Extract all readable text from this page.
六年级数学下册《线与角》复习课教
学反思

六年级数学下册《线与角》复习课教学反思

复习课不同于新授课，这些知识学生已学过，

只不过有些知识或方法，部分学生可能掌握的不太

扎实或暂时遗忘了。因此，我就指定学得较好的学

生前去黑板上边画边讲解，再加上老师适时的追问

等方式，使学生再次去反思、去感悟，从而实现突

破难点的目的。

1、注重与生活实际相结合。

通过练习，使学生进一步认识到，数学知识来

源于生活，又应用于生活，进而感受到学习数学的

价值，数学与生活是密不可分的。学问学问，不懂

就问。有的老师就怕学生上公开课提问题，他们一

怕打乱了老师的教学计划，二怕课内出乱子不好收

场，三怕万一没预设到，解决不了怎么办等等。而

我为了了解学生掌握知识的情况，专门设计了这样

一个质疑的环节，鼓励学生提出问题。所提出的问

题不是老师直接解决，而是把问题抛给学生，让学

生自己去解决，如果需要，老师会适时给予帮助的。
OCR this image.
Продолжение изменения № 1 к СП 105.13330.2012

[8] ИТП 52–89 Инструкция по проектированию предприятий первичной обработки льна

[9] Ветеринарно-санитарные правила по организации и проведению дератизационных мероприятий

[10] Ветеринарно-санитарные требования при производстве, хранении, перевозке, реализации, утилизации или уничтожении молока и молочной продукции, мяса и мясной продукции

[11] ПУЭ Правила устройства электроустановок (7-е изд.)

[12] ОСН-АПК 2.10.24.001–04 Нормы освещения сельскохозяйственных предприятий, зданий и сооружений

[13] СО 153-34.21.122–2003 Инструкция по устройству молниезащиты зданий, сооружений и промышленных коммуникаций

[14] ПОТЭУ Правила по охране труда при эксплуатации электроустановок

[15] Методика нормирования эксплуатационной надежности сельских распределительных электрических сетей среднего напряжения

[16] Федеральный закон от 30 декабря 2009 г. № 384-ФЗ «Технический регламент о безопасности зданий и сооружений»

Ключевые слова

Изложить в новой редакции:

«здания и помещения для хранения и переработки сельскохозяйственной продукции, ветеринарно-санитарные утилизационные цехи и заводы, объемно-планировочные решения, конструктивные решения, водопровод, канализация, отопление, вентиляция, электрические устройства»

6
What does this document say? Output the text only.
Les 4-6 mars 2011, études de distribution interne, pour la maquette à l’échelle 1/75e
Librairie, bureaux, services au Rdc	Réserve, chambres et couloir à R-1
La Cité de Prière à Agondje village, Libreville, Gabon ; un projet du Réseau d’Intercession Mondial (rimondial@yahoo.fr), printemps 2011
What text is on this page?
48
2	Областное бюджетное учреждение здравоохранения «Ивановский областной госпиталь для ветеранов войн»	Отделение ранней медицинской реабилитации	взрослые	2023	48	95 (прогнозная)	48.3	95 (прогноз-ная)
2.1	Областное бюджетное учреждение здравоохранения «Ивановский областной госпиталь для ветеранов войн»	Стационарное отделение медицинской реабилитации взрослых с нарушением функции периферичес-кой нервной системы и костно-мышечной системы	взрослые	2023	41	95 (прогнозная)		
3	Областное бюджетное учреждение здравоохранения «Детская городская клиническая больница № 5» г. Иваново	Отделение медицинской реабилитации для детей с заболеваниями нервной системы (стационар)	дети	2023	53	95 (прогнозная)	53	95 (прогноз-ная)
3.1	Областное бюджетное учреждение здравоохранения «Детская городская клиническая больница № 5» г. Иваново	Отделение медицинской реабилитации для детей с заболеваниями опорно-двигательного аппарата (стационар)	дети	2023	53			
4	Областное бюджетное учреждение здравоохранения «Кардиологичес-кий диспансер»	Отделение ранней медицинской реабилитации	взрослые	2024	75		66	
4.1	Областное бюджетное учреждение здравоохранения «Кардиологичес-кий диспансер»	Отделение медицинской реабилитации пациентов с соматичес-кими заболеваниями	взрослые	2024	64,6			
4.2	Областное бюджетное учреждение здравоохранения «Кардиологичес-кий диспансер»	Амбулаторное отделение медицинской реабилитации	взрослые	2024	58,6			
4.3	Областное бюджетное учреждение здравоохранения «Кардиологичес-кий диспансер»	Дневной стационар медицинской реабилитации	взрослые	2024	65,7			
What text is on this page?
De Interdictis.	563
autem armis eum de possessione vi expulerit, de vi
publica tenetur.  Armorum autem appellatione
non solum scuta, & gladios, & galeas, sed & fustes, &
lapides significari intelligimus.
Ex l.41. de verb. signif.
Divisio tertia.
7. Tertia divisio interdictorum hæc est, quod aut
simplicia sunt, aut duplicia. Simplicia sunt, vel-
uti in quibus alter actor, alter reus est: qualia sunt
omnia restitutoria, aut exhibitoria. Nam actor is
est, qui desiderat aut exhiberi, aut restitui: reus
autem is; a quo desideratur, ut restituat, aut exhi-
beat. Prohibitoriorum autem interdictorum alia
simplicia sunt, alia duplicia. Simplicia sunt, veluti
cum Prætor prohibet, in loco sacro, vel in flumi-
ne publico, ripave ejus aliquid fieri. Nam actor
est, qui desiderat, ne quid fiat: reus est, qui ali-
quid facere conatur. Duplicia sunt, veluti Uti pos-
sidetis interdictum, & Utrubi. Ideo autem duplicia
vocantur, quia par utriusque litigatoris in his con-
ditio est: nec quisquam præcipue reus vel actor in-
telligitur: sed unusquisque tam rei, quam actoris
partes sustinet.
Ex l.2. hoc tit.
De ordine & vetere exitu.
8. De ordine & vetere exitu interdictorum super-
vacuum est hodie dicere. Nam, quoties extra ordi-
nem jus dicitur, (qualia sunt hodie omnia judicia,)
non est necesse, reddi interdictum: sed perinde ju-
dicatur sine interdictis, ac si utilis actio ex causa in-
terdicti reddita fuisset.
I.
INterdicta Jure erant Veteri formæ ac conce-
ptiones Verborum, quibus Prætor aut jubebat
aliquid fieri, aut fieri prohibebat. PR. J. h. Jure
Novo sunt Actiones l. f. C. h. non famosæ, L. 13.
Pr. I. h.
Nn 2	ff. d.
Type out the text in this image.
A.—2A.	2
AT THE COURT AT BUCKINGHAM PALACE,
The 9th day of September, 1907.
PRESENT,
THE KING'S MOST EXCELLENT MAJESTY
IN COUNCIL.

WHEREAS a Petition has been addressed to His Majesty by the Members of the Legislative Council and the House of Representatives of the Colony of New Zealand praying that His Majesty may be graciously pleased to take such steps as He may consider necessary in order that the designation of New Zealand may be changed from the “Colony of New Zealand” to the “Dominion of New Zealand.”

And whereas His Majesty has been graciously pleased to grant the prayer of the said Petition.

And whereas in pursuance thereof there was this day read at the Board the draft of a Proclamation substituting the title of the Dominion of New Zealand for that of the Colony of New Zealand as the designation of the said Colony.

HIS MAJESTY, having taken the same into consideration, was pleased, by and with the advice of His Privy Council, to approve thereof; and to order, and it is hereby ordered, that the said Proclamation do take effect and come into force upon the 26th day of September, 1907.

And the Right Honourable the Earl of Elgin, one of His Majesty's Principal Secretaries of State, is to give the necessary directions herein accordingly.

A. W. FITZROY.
____
§ Request:
Pick out the lines above that hold the string "Proclamation" and show them.

§ Final result:
And whereas in pursuance thereof there was this day read at the Board the draft of a Proclamation substituting the title of the Dominion of New Zealand for that of the Colony of New Zealand as the designation of the said Colony.
HIS MAJESTY, having taken the same into consideration, was pleased, by and with the advice of His Privy Council, to approve thereof; and to order, and it is hereby ordered, that the said Proclamation do take effect and come into force upon the 26th day of September, 1907.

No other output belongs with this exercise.